───── Records shown

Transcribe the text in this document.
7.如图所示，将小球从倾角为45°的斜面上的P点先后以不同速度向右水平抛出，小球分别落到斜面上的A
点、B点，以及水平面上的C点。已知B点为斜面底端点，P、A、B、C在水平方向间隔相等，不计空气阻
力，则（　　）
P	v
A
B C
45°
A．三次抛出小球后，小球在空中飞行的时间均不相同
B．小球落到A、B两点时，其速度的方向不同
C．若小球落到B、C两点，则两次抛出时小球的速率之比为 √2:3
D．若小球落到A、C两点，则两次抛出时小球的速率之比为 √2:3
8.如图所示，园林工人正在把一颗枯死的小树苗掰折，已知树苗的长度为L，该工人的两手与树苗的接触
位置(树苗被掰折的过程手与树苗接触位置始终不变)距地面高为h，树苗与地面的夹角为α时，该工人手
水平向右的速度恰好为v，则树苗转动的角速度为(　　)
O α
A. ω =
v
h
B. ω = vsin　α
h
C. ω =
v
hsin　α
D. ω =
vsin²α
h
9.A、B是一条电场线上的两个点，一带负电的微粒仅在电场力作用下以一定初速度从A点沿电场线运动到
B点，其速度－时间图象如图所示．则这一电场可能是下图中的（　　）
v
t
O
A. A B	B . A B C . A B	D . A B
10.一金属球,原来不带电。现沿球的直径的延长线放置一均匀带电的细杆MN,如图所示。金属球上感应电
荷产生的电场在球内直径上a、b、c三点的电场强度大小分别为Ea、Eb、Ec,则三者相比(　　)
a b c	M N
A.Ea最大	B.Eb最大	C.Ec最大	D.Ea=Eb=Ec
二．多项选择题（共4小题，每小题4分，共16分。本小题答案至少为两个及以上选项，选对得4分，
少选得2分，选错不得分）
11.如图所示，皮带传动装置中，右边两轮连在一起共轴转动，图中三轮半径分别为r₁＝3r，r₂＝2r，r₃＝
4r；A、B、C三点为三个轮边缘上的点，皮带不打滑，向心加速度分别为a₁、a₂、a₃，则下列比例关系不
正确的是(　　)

──────────

» **Set task**: Look through the entries above. Extract each line with the word "则两次抛出时小球的速率之比为".

» **Correct answer**:
C．若小球落到B、C两点，则两次抛出时小球的速率之比为 √2:3
D．若小球落到A、C两点，则两次抛出时小球的速率之比为 √2:3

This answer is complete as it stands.